▸ **GIVEN PROBLEM**
You are to retype all of the data exactly as it appears.
▬▬▬
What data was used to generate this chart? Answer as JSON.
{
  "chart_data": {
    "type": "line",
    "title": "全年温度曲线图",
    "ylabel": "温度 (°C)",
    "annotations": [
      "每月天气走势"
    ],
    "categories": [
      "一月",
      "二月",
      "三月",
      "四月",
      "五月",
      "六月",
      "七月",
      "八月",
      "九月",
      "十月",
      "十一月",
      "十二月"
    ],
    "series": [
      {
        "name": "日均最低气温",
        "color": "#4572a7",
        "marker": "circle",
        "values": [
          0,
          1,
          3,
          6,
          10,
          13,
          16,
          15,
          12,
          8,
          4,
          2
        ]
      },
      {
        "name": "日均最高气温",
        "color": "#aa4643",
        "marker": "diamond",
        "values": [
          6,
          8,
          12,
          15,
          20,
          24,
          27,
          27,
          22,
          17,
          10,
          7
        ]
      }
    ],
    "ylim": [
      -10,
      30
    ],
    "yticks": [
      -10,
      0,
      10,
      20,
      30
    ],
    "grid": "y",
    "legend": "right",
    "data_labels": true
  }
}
▬▬▬
▸ **FULL SOLUTION**
What data was used to generate this chart? Answer as JSON.
{
  "chart_data": {
    "type": "line",
    "title": "全年温度曲线图",
    "ylabel": "温度 (°C)",
    "annotations": [
      "每月天气走势"
    ],
    "categories": [
      "一月",
      "二月",
      "三月",
      "四月",
      "五月",
      "六月",
      "七月",
      "八月",
      "九月",
      "十月",
      "十一月",
      "十二月"
    ],
    "series": [
      {
        "name": "日均最低气温",
        "color": "#4572a7",
        "marker": "circle",
        "values": [
          0,
          1,
          3,
          6,
          10,
          13,
          16,
          15,
          12,
          8,
          4,
          2
        ]
      },
      {
        "name": "日均最高气温",
        "color": "#aa4643",
        "marker": "diamond",
        "values": [
          6,
          8,
          12,
          15,
          20,
          24,
          27,
          27,
          22,
          17,
          10,
          7
        ]
      }
    ],
    "ylim": [
      -10,
      30
    ],
    "yticks": [
      -10,
      0,
      10,
      20,
      30
    ],
    "grid": "y",
    "legend": "right",
    "data_labels": true
  }
}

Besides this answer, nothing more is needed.